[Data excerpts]
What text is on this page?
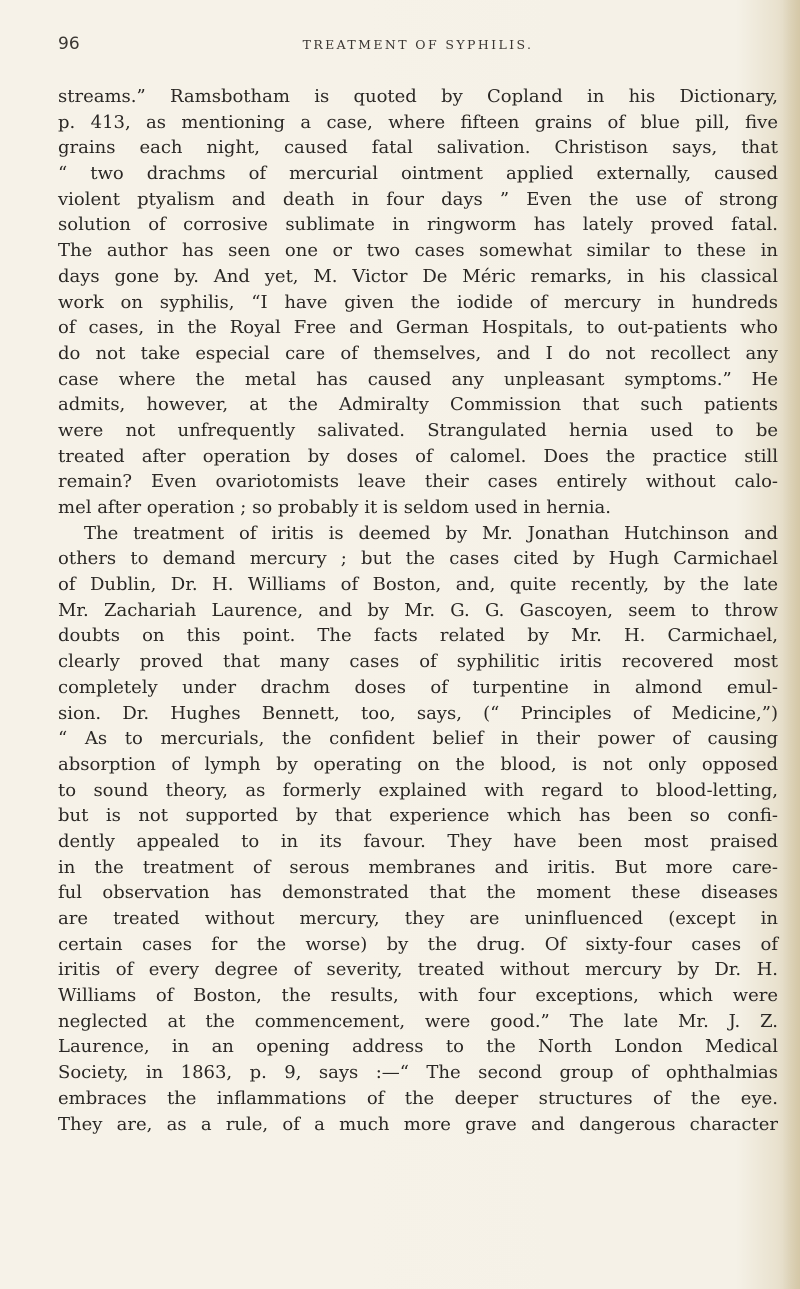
96	TREATMENT OF SYPHILIS.
streams.” Ramsbotham is quoted by Copland in his Dictionary,
p. 413, as mentioning a case, where fifteen grains of blue pill, five
grains each night, caused fatal salivation. Christison says, that
“ two drachms of mercurial ointment applied externally, caused
violent ptyalism and death in four days ” Even the use of strong
solution of corrosive sublimate in ringworm has lately proved fatal.
The author has seen one or two cases somewhat similar to these in
days gone by. And yet, M. Victor De Méric remarks, in his classical
work on syphilis, “I have given the iodide of mercury in hundreds
of cases, in the Royal Free and German Hospitals, to out-patients who
do not take especial care of themselves, and I do not recollect any
case where the metal has caused any unpleasant symptoms.” He
admits, however, at the Admiralty Commission that such patients
were not unfrequently salivated. Strangulated hernia used to be
treated after operation by doses of calomel. Does the practice still
remain? Even ovariotomists leave their cases entirely without calo-
mel after operation ; so probably it is seldom used in hernia.
The treatment of iritis is deemed by Mr. Jonathan Hutchinson and
others to demand mercury ; but the cases cited by Hugh Carmichael
of Dublin, Dr. H. Williams of Boston, and, quite recently, by the late
Mr. Zachariah Laurence, and by Mr. G. G. Gascoyen, seem to throw
doubts on this point. The facts related by Mr. H. Carmichael,
clearly proved that many cases of syphilitic iritis recovered most
completely under drachm doses of turpentine in almond emul-
sion. Dr. Hughes Bennett, too, says, (“ Principles of Medicine,”)
“ As to mercurials, the confident belief in their power of causing
absorption of lymph by operating on the blood, is not only opposed
to sound theory, as formerly explained with regard to blood-letting,
but is not supported by that experience which has been so confi-
dently appealed to in its favour. They have been most praised
in the treatment of serous membranes and iritis. But more care-
ful observation has demonstrated that the moment these diseases
are treated without mercury, they are uninfluenced (except in
certain cases for the worse) by the drug. Of sixty-four cases of
iritis of every degree of severity, treated without mercury by Dr. H.
Williams of Boston, the results, with four exceptions, which were
neglected at the commencement, were good.” The late Mr. J. Z.
Laurence, in an opening address to the North London Medical
Society, in 1863, p. 9, says :—“ The second group of ophthalmias
embraces the inflammations of the deeper structures of the eye.
They are, as a rule, of a much more grave and dangerous character
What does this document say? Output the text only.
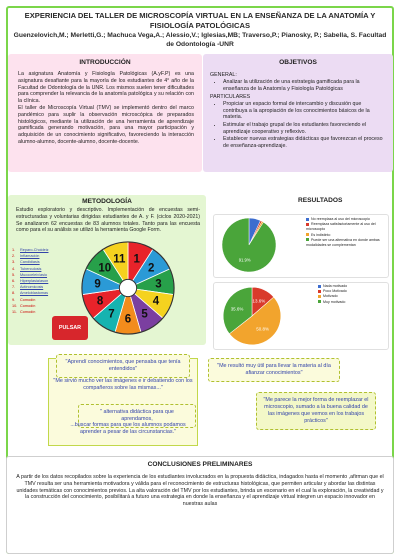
EXPERIENCIA DEL TALLER DE MICROSCOPÍA VIRTUAL EN LA ENSEÑANZA DE LA ANATOMÍA Y FISIOLOGÍA PATOLÓGICAS
Guenzelovich,M.; Merletti,G.; Machuca Vega,A.; Alessio,V.; Iglesias,MB; Traverso,P.; Pianosky, P.; Sabella, S. Facultad de Odontología -UNR
INTRODUCCIÓN

La asignatura Anatomía y Fisiología Patológicas (A.yF.P) es una asignatura desafiante para la mayoría de los estudiantes de 4° año de la Facultad de Odontología de la UNR. Los mismos suelen tener dificultades para comprender la relevancia de la anatomía patológica y su relación con la clínica.

El taller de Microscopía Virtual (TMV) se implementó dentro del marco pandémico para suplir la observación microscópica de preparados histológicos, mediante la utilización de una herramienta de aprendizaje gamificada generando motivación, para una mayor participación y adquisición de un conocimiento significativo, favoreciendo la interacción alumno-alumno, docente-alumno, docente-docente.

OBJETIVOS
GENERAL:
• Analizar la utilización de una estrategia gamificada para la enseñanza de la Anatomía y Fisiología Patológicas
PARTICULARES
• Propiciar un espacio formal de intercambio y discusión que contribuya a la apropiación de los conocimientos básicos de la materia.
• Estimular el trabajo grupal de los estudiantes favoreciendo el aprendizaje cooperativo y reflexivo.
• Establecer nuevas estrategias didácticas que favorezcan el proceso de enseñanza-aprendizaje.
METODOLOGÍA

Estudio exploratorio y descriptivo. Implementación de encuestas semi-estructuradas y voluntarias dirigidas estudiantes de A. y F. (ciclos 2020-2021) Se analizaron 62 encuestas de 83 alumnos totales. Tanto para las encuesta como para el su análisis se utilizó la herramienta Google Form.

1. Reparo-Choideiz
2. Inflamación
3. Candidiasis
4. Tuberculosis
5. Mucoceleiv/asio
6. Hiperplasia/ason
7. Actinomicosis
8. Ameloblastomas
9. Comodín
10. Comodín
11. Comodín
1
2
3
4
5
6
7
8
9
10
11
PULSAR
RESULTADOS
91.9%
13.6%
50.8%
35.6%
No reemplaza al uso del microscopio
Reemplaza satisfactoriamente al uso del microscopio
Es indistinto
Puede ser una alternativa en donde ambas modalidades se complementan
Nada motivado
Poco Motivado
Motivado
Muy motivado
"Aprendí conocimientos, que pensaba que tenía entendidos"
"Me sirvió mucho ver las imágenes e ir debatiendo con los compañeros sobre las mismas..."
" alternativa didáctica para que aprendamos,
...buscar formas para que los alumnos podamos aprender a pesar de las circunstancias."
"Me resultó muy útil para llevar la materia al día afianzar conocimientos"
"Me parece la mejor forma de reemplazar el microscopio, sumado a la buena calidad de las imágenes que vemos en los trabajos prácticos"
CONCLUSIONES PRELIMINARES

A partir de los datos recopilados sobre la experiencia de los estudiantes involucrados en la propuesta didáctica, indagados hasta el momento ,afirman que el TMV resulta ser una herramienta motivadora y válida para el reconocimiento de estructuras histológicas, que permiten articular y abordar las distintas unidades temáticas con conocimientos previos. La alta valoración del TMV por los estudiantes, brinda un escenario en el cual la exploración, la creatividad y la construcción del conocimiento, posibilitará a futuro una estrategia en donde la enseñanza y el aprendizaje virtual integren un espacio innovador en nuestras aulas
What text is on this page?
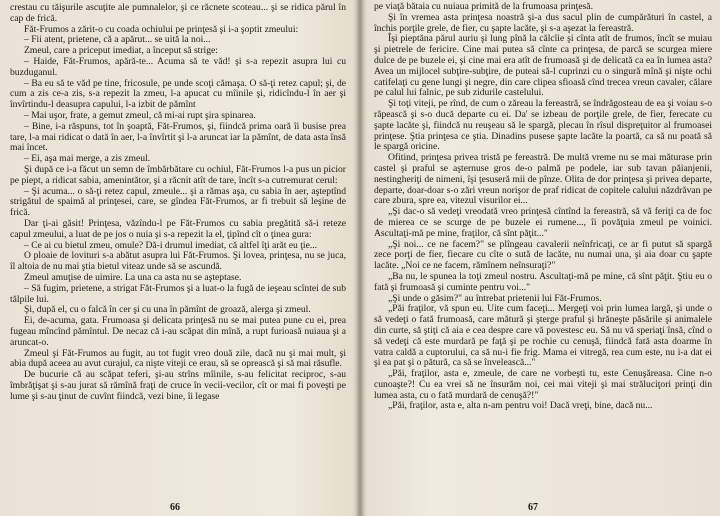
crestau cu tăişurile ascuţite ale pumnalelor, şi ce răcnete scoteau... şi se ridica părul în cap de frică.

Făt-Frumos a zărit-o cu coada ochiului pe prinţesă şi i-a şoptit zmeului:

– Fii atent, prietene, că a apărut... se uită la noi...

Zmeul, care a priceput imediat, a început să strige:

– Haide, Făt-Frumos, apără-te... Acuma să te văd! şi s-a repezit asupra lui cu buzduganul.

– Ba eu să te văd pe tine, fricosule, pe unde scoţi cămaşa. O să-ţi retez capul; şi, de cum a zis ce-a zis, s-a repezit la zmeu, l-a apucat cu mîinile şi, ridicîndu-l în aer şi învîrtindu-l deasupra capului, l-a izbit de pămînt

– Mai uşor, frate, a gemut zmeul, că mi-ai rupt şira spinarea.

– Bine, i-a răspuns, tot în şoaptă, Făt-Frumos, şi, fiindcă prima oară îi busise prea tare, l-a mai ridicat o dată în aer, l-a învîrtit şi l-a aruncat iar la pămînt, de data asta însă mai încet.

– Ei, aşa mai merge, a zis zmeul.

Şi după ce i-a făcut un semn de îmbărbătare cu ochiul, Făt-Frumos l-a pus un picior pe piept, a ridicat sabia, amenintător, şi a răcnit atît de tare, încît s-a cutremurat cerul:

– Şi acuma... o să-ţi retez capul, zmeule... şi a rămas aşa, cu sabia în aer, aşteptînd strigătul de spaimă al prinţesei, care, se gîndea Făt-Frumos, ar fi trebuit să leşine de frică.

Dar ţi-ai găsit! Prinţesa, văzîndu-l pe Făt-Frumos cu sabia pregătită să-i reteze capul zmeului, a luat de pe jos o nuia şi s-a repezit la el, ţipînd cît o ţinea gura:

– Ce ai cu bietul zmeu, omule? Dă-i drumul imediat, că altfel îţi arăt eu ţie...

O ploaie de lovituri s-a abătut asupra lui Făt-Frumos. Şi lovea, prinţesa, nu se juca, îl altoia de nu mai ştia bietul viteaz unde să se ascundă.

Zmeul amuţise de uimire. La una ca asta nu se aşteptase.

– Să fugim, prietene, a strigat Făt-Frumos şi a luat-o la fugă de ieşeau scîntei de sub tălpile lui.

Şi, după el, cu o falcă în cer şi cu una în pămînt de groază, alerga şi zmeul.

Ei, de-acuma, gata. Frumoasa şi delicata prinţesă nu se mai putea pune cu ei, prea fugeau mîncînd pămîntul. De necaz că i-au scăpat din mînă, a rupt furioasă nuiaua şi a aruncat-o.

Zmeul şi Făt-Frumos au fugit, au tot fugit vreo două zile, dacă nu şi mai mult, şi abia după aceea au avut curajul, ca nişte viteji ce erau, să se oprească şi să mai răsufle.

De bucurie că au scăpat teferi, şi-au strîns mîinile, s-au felicitat reciproc, s-au îmbrăţişat şi s-au jurat să rămînă fraţi de cruce în vecii-vecilor, cît or mai fi poveşti pe lume şi s-au ţinut de cuvînt fiindcă, vezi bine, îi legase

66

pe viaţă bătaia cu nuiaua primită de la frumoasa prinţesă.

Şi în vremea asta prinţesa noastră şi-a dus sacul plin de cumpărături în castel, a închis porţile grele, de fier, cu şapte lacăte, şi s-a aşezat la fereastră.

Îşi pieptăna părul auriu şi lung pînă la călcîie şi cînta atît de frumos, încît se muiau şi pietrele de fericire. Cine mai putea să cînte ca prinţesa, de parcă se scurgea miere dulce de pe buzele ei, şi cine mai era atît de frumoasă şi de delicată ca ea în lumea asta? Avea un mijlocel subţire-subţire, de puteai să-l cuprinzi cu o singură mînă şi nişte ochi catifelaţi cu gene lungi şi negre, din care clipea sfioasă cînd trecea vreun cavaler, călare pe calul lui falnic, pe sub zidurile castelului.

Şi toţi viteji, pe rînd, de cum o zăreau la fereastră, se îndrăgosteau de ea şi voiau s-o răpească şi s-o ducă departe cu ei. Da' se izbeau de porţile grele, de fier, ferecate cu şapte lacăte şi, fiindcă nu reuşeau să le spargă, plecau în rîsul dispreţuitor al frumoasei prinţese. Ştia prinţesa ce ştia. Dinadins pusese şapte lacăte la poartă, ca să nu poată să le spargă oricine.

Ofitind, prinţesa privea tristă pe fereastră. De multă vreme nu se mai măturase prin castel şi praful se aşternuse gros de-o palmă pe podele, iar sub tavan păianjenii, nestingheriţi de nimeni, îşi ţesuseră mii de pînze. Olita de dor prinţesa şi privea departe, departe, doar-doar s-o zări vreun norişor de praf ridicat de copitele calului năzdrăvan pe care zbura, spre ea, vitezul visurilor ei...

„Şi dac-o să vedeţi vreodată vreo prinţesă cîntînd la fereastră, să vă feriţi ca de foc de mierea ce se scurge de pe buzele ei rumene..., îi povăţuia zmeul pe voinici. Ascultaţi-mă pe mine, fraţilor, că sînt păţit..."

„Şi noi... ce ne facem?" se plîngeau cavalerii neînfricaţi, ce ar fi putut să spargă zece porţi de fier, fiecare cu cîte o sută de lacăte, nu numai una, şi aia doar cu şapte lacăte. „Noi ce ne facem, rămînem neînsuraţi?"

„Ba nu, le spunea la toţi zmeul nostru. Ascultaţi-mă pe mine, că sînt păţit. Ştiu eu o fată şi frumoasă şi cuminte pentru voi..."

„Şi unde o găsim?" au întrebat prietenii lui Făt-Frumos.

„Păi fraţilor, vă spun eu. Uite cum faceţi... Mergeţi voi prin lumea largă, şi unde o să vedeţi o fată frumoasă, care mătură şi şterge praful şi hrăneşte păsările şi animalele din curte, să ştiţi că aia e cea despre care vă povestesc eu. Să nu vă speriaţi însă, cînd o să vedeţi că este murdară pe faţă şi pe rochie cu cenuşă, fiindcă fată asta doarme în vatra caldă a cuptorului, ca să nu-i fie frig. Mama ei vitregă, rea cum este, nu i-a dat ei şi ea pat şi o pătură, ca să se învelească..."

„Păi, fraţilor, asta e, zmeule, de care ne vorbeşti tu, este Cenuşăreasa. Cine n-o cunoaşte?! Cu ea vrei să ne însurăm noi, cei mai viteji şi mai străluciţori prinţi din lumea asta, cu o fată murdară de cenuşă?!"

„Păi, fraţilor, asta e, alta n-am pentru voi! Dacă vreţi, bine, dacă nu...

67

**WHAT IS NEEDED**
Your job is to return all lines above that hold the word "scăpat".

**ANSWER SECTION**
Ei, de-acuma, gata. Frumoasa şi delicata prinţesă nu se mai putea pune cu ei, prea fugeau mîncînd pămîntul. De necaz că i-au scăpat din mînă, a rupt furioasă nuiaua şi a aruncat-o.
De bucurie că au scăpat teferi, şi-au strîns mîinile, s-au felicitat reciproc, s-au îmbrăţişat şi s-au jurat să rămînă fraţi de cruce în vecii-vecilor, cît or mai fi poveşti pe lume şi s-au ţinut de cuvînt fiindcă, vezi bine, îi legase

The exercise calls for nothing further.